Make a tally of the lines in the records that include the string "colors", and give only that number.

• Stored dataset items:
┄┄┄┄┄┄┄┄┄┄┄┄┄┄┄┄┄┄┄┄

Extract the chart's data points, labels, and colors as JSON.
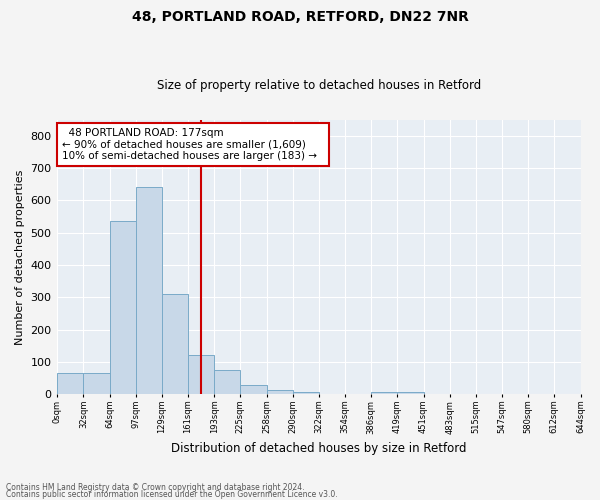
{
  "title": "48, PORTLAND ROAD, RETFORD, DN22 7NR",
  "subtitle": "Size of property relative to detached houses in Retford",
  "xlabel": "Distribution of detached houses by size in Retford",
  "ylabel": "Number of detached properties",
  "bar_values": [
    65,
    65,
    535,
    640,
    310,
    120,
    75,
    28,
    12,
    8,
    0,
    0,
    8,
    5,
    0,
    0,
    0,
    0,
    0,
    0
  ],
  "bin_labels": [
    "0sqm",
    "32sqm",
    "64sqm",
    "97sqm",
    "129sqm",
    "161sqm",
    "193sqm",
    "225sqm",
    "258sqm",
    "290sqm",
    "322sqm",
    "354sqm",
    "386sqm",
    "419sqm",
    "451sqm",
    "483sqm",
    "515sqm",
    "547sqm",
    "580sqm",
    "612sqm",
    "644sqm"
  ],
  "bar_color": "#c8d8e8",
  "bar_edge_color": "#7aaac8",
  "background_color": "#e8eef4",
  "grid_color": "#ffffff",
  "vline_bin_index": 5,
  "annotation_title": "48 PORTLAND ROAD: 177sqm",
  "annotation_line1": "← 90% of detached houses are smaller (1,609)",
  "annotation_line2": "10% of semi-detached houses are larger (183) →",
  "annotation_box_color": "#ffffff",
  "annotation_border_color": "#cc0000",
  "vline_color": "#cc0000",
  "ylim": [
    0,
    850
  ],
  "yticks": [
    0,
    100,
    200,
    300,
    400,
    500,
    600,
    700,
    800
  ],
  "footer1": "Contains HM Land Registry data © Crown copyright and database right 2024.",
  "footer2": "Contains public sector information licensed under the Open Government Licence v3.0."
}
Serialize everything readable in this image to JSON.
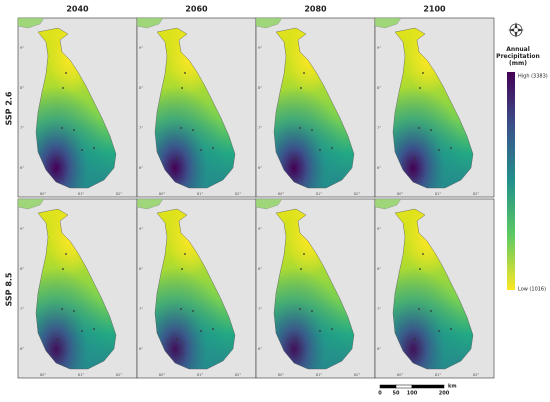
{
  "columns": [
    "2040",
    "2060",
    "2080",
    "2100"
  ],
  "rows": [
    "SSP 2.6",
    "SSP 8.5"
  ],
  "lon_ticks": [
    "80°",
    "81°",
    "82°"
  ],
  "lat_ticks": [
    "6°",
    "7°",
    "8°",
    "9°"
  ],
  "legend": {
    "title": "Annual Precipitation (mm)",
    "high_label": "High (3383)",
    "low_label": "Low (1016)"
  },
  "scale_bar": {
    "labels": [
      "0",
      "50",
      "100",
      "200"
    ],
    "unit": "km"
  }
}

┄┄┄┄┄┄┄┄┄┄┄┄┄┄┄┄┄┄┄┄

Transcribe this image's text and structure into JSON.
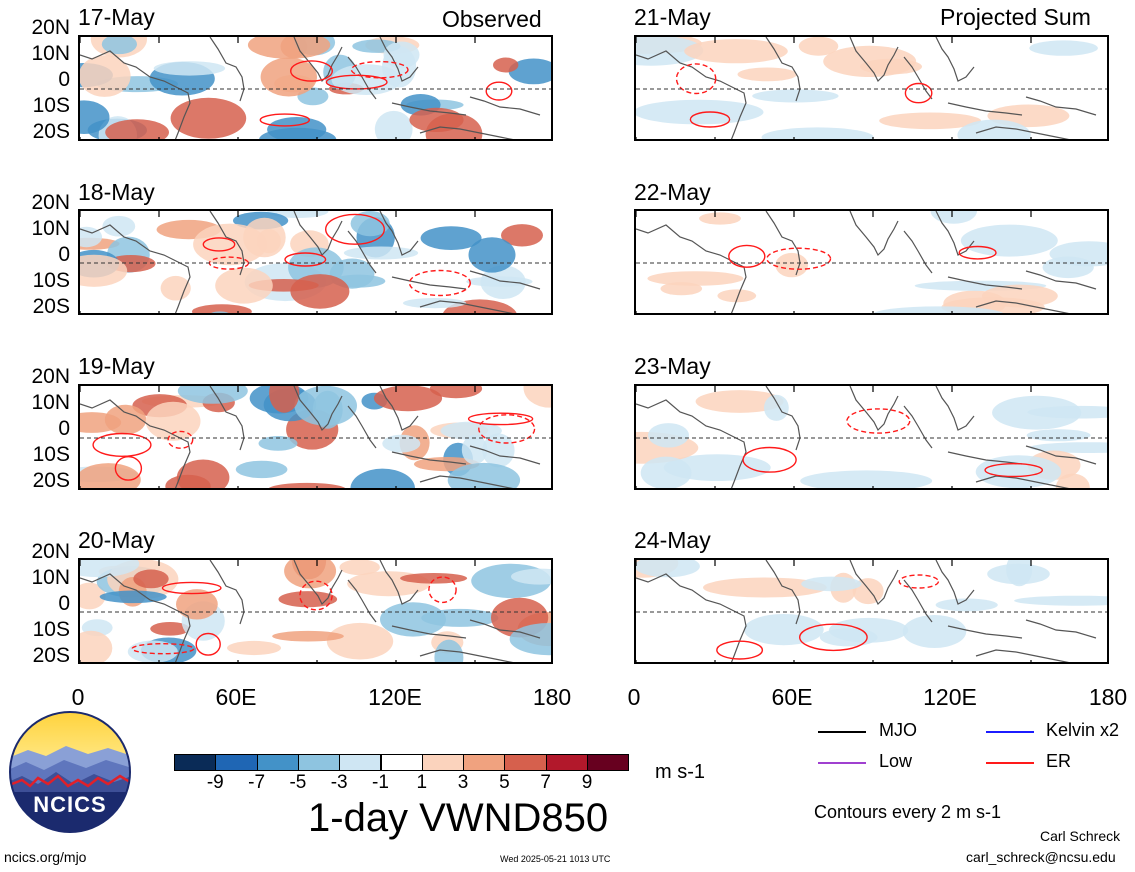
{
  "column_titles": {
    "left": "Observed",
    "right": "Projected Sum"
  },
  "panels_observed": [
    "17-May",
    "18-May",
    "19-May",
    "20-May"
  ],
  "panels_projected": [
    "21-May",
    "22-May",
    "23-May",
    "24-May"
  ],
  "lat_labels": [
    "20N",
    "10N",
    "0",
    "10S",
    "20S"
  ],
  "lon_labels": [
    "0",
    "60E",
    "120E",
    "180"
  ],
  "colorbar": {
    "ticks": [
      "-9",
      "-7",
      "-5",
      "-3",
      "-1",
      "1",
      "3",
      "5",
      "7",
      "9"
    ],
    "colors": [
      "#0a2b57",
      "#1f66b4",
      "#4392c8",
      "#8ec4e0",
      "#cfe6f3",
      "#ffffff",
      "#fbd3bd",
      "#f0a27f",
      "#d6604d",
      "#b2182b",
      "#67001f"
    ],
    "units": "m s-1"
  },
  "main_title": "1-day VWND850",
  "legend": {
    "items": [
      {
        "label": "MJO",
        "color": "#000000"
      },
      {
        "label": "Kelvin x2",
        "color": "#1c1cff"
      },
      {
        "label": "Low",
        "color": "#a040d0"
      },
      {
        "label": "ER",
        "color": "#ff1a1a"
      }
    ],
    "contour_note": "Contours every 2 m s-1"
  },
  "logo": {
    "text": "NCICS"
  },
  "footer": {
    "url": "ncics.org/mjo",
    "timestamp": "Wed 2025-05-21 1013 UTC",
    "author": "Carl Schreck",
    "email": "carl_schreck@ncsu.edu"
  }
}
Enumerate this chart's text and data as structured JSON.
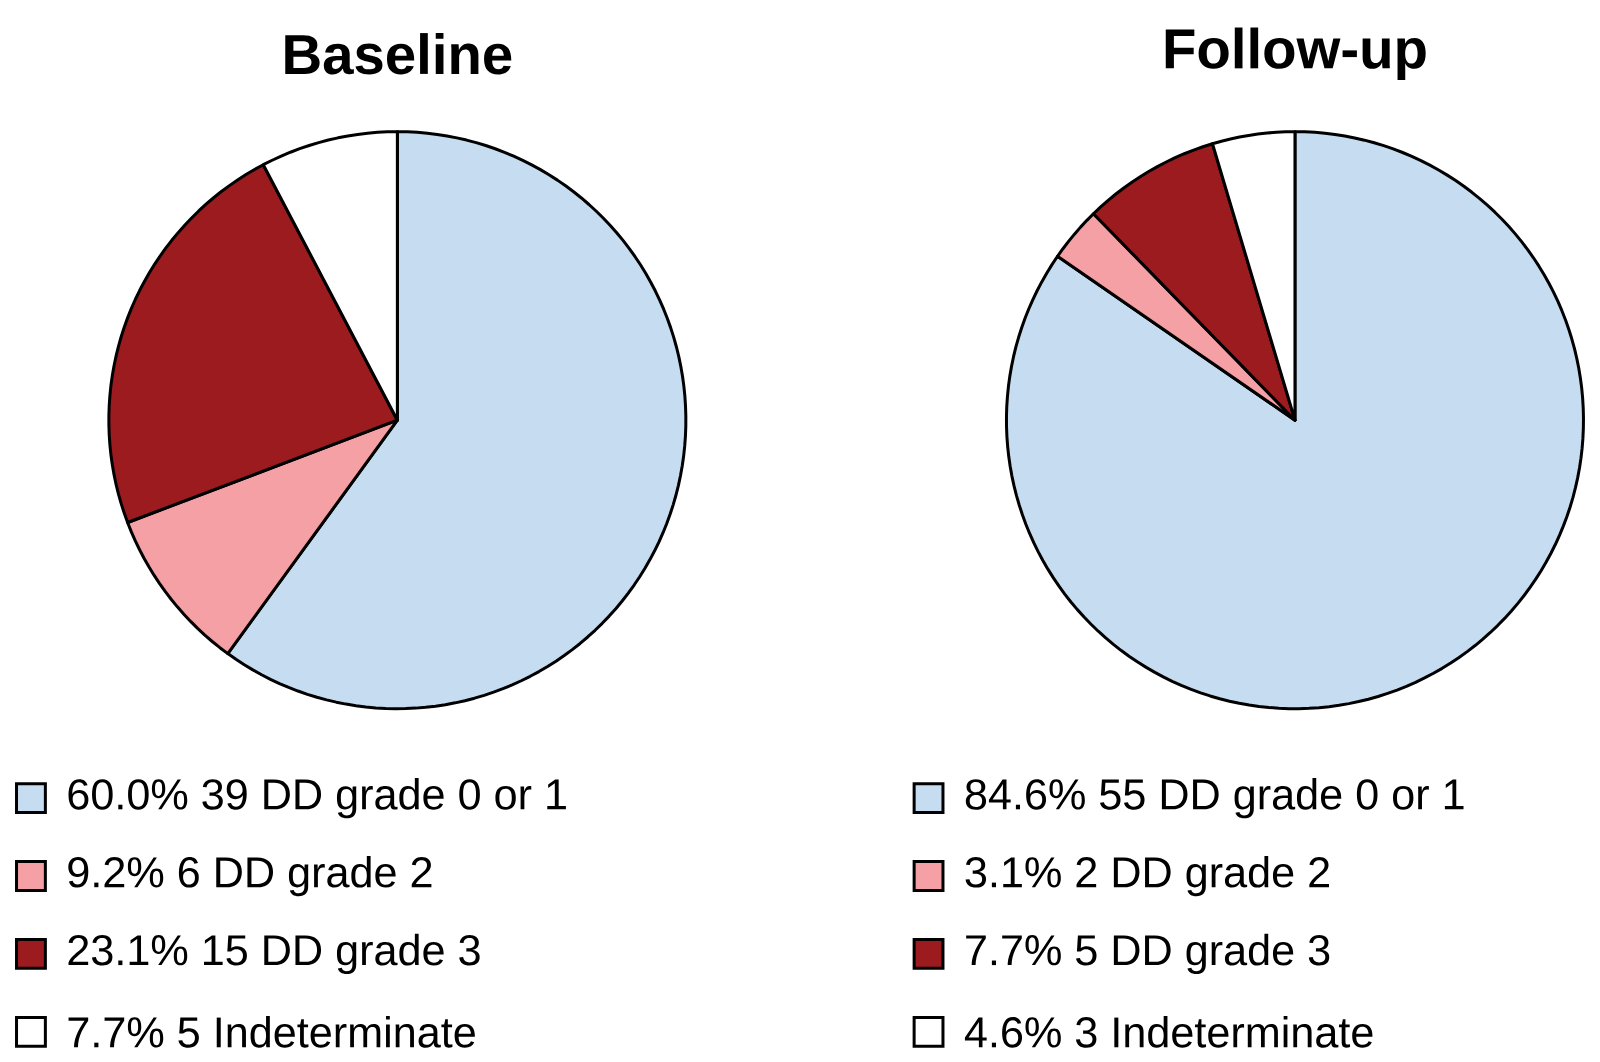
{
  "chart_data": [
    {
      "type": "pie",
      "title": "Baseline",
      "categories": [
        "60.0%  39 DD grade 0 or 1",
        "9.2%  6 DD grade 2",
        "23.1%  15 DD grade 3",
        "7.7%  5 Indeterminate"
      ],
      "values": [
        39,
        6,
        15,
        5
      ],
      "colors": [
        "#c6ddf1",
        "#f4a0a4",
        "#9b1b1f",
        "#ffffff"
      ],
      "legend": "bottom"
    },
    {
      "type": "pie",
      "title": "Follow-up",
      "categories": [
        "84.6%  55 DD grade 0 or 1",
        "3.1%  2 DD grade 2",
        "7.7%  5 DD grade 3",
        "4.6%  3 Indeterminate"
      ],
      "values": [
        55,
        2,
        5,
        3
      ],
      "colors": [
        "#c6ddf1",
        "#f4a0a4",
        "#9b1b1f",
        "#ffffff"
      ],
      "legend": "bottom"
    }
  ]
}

┄┄┄┄┄┄┄┄┄┄┄┄┄┄┄┄┄┄┄┄

• Output below: 4